• _MATERIAL PROVIDED_
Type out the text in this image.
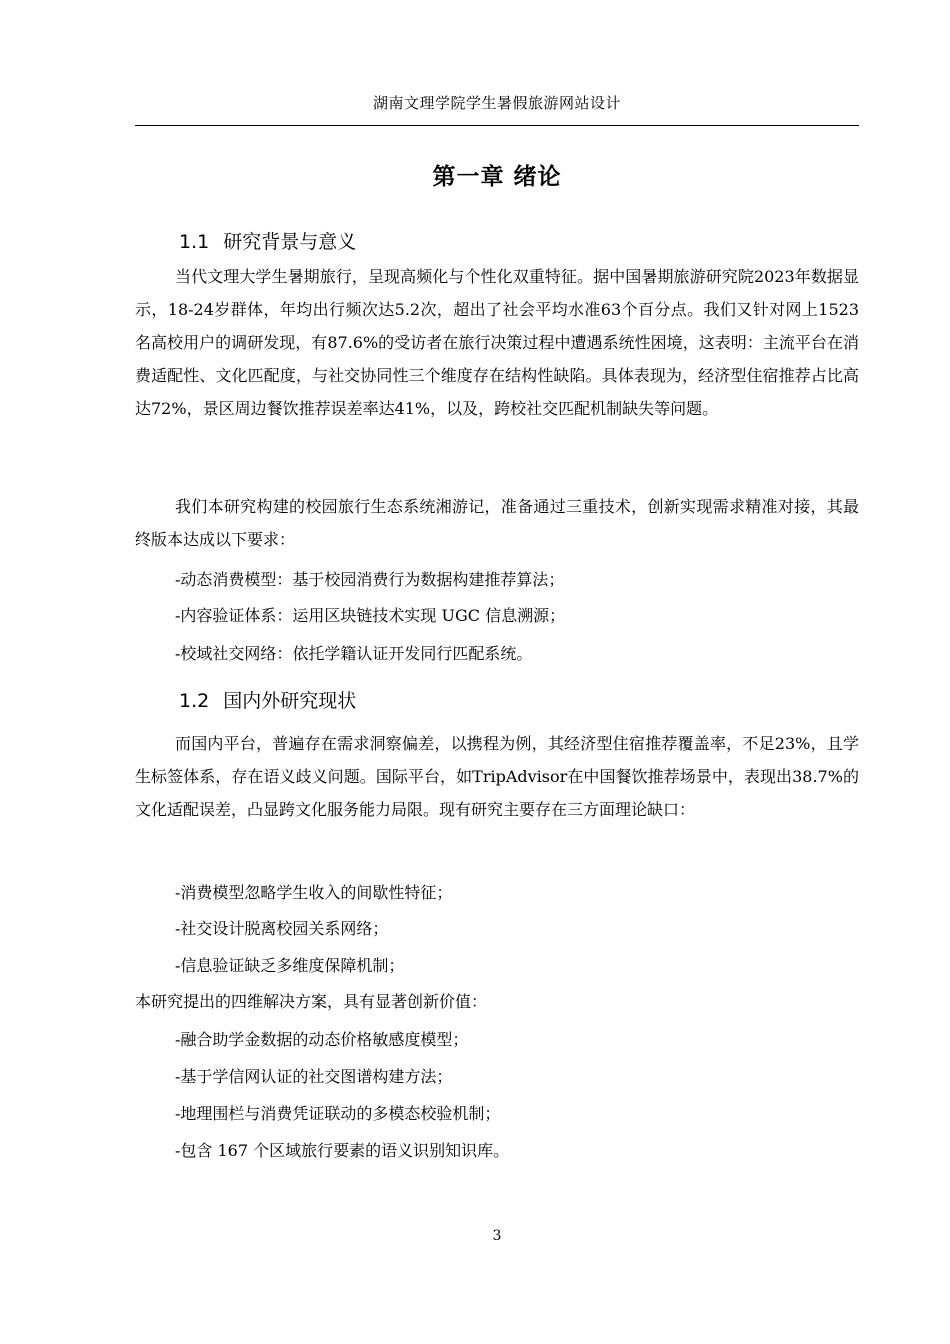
湖南文理学院学生暑假旅游网站设计
第一章 绪论
1.1 研究背景与意义
当代文理大学生暑期旅行，呈现高频化与个性化双重特征。据中国暑期旅游研究院2023年数据显示，18-24岁群体，年均出行频次达5.2次，超出了社会平均水准63个百分点。我们又针对网上1523名高校用户的调研发现，有87.6%的受访者在旅行决策过程中遭遇系统性困境，这表明：主流平台在消费适配性、文化匹配度，与社交协同性三个维度存在结构性缺陷。具体表现为，经济型住宿推荐占比高达72%，景区周边餐饮推荐误差率达41%，以及，跨校社交匹配机制缺失等问题。
我们本研究构建的校园旅行生态系统湘游记，准备通过三重技术，创新实现需求精准对接，其最终版本达成以下要求：
-动态消费模型：基于校园消费行为数据构建推荐算法；
-内容验证体系：运用区块链技术实现 UGC 信息溯源；
-校域社交网络：依托学籍认证开发同行匹配系统。
1.2 国内外研究现状
而国内平台，普遍存在需求洞察偏差，以携程为例，其经济型住宿推荐覆盖率，不足23%，且学生标签体系，存在语义歧义问题。国际平台，如TripAdvisor在中国餐饮推荐场景中，表现出38.7%的文化适配误差，凸显跨文化服务能力局限。现有研究主要存在三方面理论缺口：
-消费模型忽略学生收入的间歇性特征；
-社交设计脱离校园关系网络；
-信息验证缺乏多维度保障机制；
本研究提出的四维解决方案，具有显著创新价值：
-融合助学金数据的动态价格敏感度模型；
-基于学信网认证的社交图谱构建方法；
-地理围栏与消费凭证联动的多模态校验机制；
-包含 167 个区域旅行要素的语义识别知识库。
3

• _GOAL_
Your job is to transcribe the entries above exactly; skip the pictures.

• _WRITTEN RESPONSE_
Type out the text in this image.
湖南文理学院学生暑假旅游网站设计
第一章 绪论
1.1 研究背景与意义
当代文理大学生暑期旅行，呈现高频化与个性化双重特征。据中国暑期旅游研究院2023年数据显示，18-24岁群体，年均出行频次达5.2次，超出了社会平均水准63个百分点。我们又针对网上1523名高校用户的调研发现，有87.6%的受访者在旅行决策过程中遭遇系统性困境，这表明：主流平台在消费适配性、文化匹配度，与社交协同性三个维度存在结构性缺陷。具体表现为，经济型住宿推荐占比高达72%，景区周边餐饮推荐误差率达41%，以及，跨校社交匹配机制缺失等问题。
我们本研究构建的校园旅行生态系统湘游记，准备通过三重技术，创新实现需求精准对接，其最终版本达成以下要求：
-动态消费模型：基于校园消费行为数据构建推荐算法；
-内容验证体系：运用区块链技术实现 UGC 信息溯源；
-校域社交网络：依托学籍认证开发同行匹配系统。
1.2 国内外研究现状
而国内平台，普遍存在需求洞察偏差，以携程为例，其经济型住宿推荐覆盖率，不足23%，且学生标签体系，存在语义歧义问题。国际平台，如TripAdvisor在中国餐饮推荐场景中，表现出38.7%的文化适配误差，凸显跨文化服务能力局限。现有研究主要存在三方面理论缺口：
-消费模型忽略学生收入的间歇性特征；
-社交设计脱离校园关系网络；
-信息验证缺乏多维度保障机制；
本研究提出的四维解决方案，具有显著创新价值：
-融合助学金数据的动态价格敏感度模型；
-基于学信网认证的社交图谱构建方法；
-地理围栏与消费凭证联动的多模态校验机制；
-包含 167 个区域旅行要素的语义识别知识库。
3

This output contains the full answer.